Below are some records; return each one exactly.

★ ★ ★ ★ ★ ★ ★

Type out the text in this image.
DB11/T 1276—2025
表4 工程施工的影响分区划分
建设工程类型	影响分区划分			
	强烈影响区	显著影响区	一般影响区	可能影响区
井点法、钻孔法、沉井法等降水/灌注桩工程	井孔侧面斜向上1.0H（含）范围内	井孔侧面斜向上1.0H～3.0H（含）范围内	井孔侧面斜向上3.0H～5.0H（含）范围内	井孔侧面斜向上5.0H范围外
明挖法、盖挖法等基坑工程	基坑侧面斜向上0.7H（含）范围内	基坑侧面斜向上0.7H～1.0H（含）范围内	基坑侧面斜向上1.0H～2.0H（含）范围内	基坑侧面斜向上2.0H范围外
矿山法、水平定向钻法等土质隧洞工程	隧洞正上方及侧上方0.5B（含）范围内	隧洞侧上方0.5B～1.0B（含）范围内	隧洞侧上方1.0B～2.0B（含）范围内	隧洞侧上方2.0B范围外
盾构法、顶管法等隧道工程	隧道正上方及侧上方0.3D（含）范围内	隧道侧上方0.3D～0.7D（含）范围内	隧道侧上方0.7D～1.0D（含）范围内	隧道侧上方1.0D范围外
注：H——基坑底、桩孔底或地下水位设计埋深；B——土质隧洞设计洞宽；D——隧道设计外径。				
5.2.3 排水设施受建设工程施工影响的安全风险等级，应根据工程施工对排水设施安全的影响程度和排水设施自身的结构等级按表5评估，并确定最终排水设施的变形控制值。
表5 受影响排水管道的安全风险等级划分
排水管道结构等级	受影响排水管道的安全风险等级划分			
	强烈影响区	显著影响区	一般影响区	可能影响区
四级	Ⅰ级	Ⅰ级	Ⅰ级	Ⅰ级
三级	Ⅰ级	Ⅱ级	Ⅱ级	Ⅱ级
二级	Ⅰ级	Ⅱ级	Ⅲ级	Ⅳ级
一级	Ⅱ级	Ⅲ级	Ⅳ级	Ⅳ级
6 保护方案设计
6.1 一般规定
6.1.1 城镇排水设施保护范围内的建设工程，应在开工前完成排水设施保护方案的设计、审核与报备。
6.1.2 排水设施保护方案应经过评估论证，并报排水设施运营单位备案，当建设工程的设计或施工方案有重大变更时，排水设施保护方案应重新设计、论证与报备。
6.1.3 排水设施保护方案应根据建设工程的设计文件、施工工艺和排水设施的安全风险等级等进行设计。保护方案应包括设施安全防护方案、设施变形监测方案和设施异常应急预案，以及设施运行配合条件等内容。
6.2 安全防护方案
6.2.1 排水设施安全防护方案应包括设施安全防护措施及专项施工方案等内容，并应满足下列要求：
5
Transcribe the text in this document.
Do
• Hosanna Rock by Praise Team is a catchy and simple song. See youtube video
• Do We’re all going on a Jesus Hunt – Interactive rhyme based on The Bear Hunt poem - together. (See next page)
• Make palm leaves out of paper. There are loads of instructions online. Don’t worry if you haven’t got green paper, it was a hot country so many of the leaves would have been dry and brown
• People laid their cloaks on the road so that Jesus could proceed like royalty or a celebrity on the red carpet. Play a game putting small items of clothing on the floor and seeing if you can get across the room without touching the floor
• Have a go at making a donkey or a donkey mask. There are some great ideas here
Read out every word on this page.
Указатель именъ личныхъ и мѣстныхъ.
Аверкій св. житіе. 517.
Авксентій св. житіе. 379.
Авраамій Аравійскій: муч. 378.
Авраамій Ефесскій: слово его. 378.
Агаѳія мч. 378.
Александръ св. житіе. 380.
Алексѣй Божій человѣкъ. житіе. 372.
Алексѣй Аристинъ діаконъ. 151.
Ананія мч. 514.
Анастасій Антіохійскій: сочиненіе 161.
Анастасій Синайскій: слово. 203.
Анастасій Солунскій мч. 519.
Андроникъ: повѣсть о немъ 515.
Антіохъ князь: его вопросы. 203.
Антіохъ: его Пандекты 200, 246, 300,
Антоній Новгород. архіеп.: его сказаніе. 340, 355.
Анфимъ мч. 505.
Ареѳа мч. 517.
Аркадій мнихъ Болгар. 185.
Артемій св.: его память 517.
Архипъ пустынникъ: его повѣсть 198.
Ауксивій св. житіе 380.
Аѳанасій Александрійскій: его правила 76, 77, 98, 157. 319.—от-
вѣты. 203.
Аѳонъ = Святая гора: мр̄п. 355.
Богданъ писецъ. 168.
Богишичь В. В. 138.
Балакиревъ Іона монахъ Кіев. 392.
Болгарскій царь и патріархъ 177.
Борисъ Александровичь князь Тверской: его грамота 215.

★ ★ ★ ★ ★ ★ ★

#### SOLUTION FOR THIS EXERCISE:
Type out the text in this image.
DB11/T 1276—2025
表4 工程施工的影响分区划分
建设工程类型	影响分区划分			
	强烈影响区	显著影响区	一般影响区	可能影响区
井点法、钻孔法、沉井法等降水/灌注桩工程	井孔侧面斜向上1.0H（含）范围内	井孔侧面斜向上1.0H～3.0H（含）范围内	井孔侧面斜向上3.0H～5.0H（含）范围内	井孔侧面斜向上5.0H范围外
明挖法、盖挖法等基坑工程	基坑侧面斜向上0.7H（含）范围内	基坑侧面斜向上0.7H～1.0H（含）范围内	基坑侧面斜向上1.0H～2.0H（含）范围内	基坑侧面斜向上2.0H范围外
矿山法、水平定向钻法等土质隧洞工程	隧洞正上方及侧上方0.5B（含）范围内	隧洞侧上方0.5B～1.0B（含）范围内	隧洞侧上方1.0B～2.0B（含）范围内	隧洞侧上方2.0B范围外
盾构法、顶管法等隧道工程	隧道正上方及侧上方0.3D（含）范围内	隧道侧上方0.3D～0.7D（含）范围内	隧道侧上方0.7D～1.0D（含）范围内	隧道侧上方1.0D范围外
注：H——基坑底、桩孔底或地下水位设计埋深；B——土质隧洞设计洞宽；D——隧道设计外径。				
5.2.3 排水设施受建设工程施工影响的安全风险等级，应根据工程施工对排水设施安全的影响程度和排水设施自身的结构等级按表5评估，并确定最终排水设施的变形控制值。
表5 受影响排水管道的安全风险等级划分
排水管道结构等级	受影响排水管道的安全风险等级划分			
	强烈影响区	显著影响区	一般影响区	可能影响区
四级	Ⅰ级	Ⅰ级	Ⅰ级	Ⅰ级
三级	Ⅰ级	Ⅱ级	Ⅱ级	Ⅱ级
二级	Ⅰ级	Ⅱ级	Ⅲ级	Ⅳ级
一级	Ⅱ级	Ⅲ级	Ⅳ级	Ⅳ级
6 保护方案设计
6.1 一般规定
6.1.1 城镇排水设施保护范围内的建设工程，应在开工前完成排水设施保护方案的设计、审核与报备。
6.1.2 排水设施保护方案应经过评估论证，并报排水设施运营单位备案，当建设工程的设计或施工方案有重大变更时，排水设施保护方案应重新设计、论证与报备。
6.1.3 排水设施保护方案应根据建设工程的设计文件、施工工艺和排水设施的安全风险等级等进行设计。保护方案应包括设施安全防护方案、设施变形监测方案和设施异常应急预案，以及设施运行配合条件等内容。
6.2 安全防护方案
6.2.1 排水设施安全防护方案应包括设施安全防护措施及专项施工方案等内容，并应满足下列要求：
5
Transcribe the text in this document.
Do
• Hosanna Rock by Praise Team is a catchy and simple song. See youtube video
• Do We’re all going on a Jesus Hunt – Interactive rhyme based on The Bear Hunt poem - together. (See next page)
• Make palm leaves out of paper. There are loads of instructions online. Don’t worry if you haven’t got green paper, it was a hot country so many of the leaves would have been dry and brown
• People laid their cloaks on the road so that Jesus could proceed like royalty or a celebrity on the red carpet. Play a game putting small items of clothing on the floor and seeing if you can get across the room without touching the floor
• Have a go at making a donkey or a donkey mask. There are some great ideas here
Read out every word on this page.
Указатель именъ личныхъ и мѣстныхъ.
Аверкій св. житіе. 517.
Авксентій св. житіе. 379.
Авраамій Аравійскій: муч. 378.
Авраамій Ефесскій: слово его. 378.
Агаѳія мч. 378.
Александръ св. житіе. 380.
Алексѣй Божій человѣкъ. житіе. 372.
Алексѣй Аристинъ діаконъ. 151.
Ананія мч. 514.
Анастасій Антіохійскій: сочиненіе 161.
Анастасій Синайскій: слово. 203.
Анастасій Солунскій мч. 519.
Андроникъ: повѣсть о немъ 515.
Антіохъ князь: его вопросы. 203.
Антіохъ: его Пандекты 200, 246, 300,
Антоній Новгород. архіеп.: его сказаніе. 340, 355.
Анфимъ мч. 505.
Ареѳа мч. 517.
Аркадій мнихъ Болгар. 185.
Артемій св.: его память 517.
Архипъ пустынникъ: его повѣсть 198.
Ауксивій св. житіе 380.
Аѳанасій Александрійскій: его правила 76, 77, 98, 157. 319.—от-
вѣты. 203.
Аѳонъ = Святая гора: мр̄п. 355.
Богданъ писецъ. 168.
Богишичь В. В. 138.
Балакиревъ Іона монахъ Кіев. 392.
Болгарскій царь и патріархъ 177.
Борисъ Александровичь князь Тверской: его грамота 215.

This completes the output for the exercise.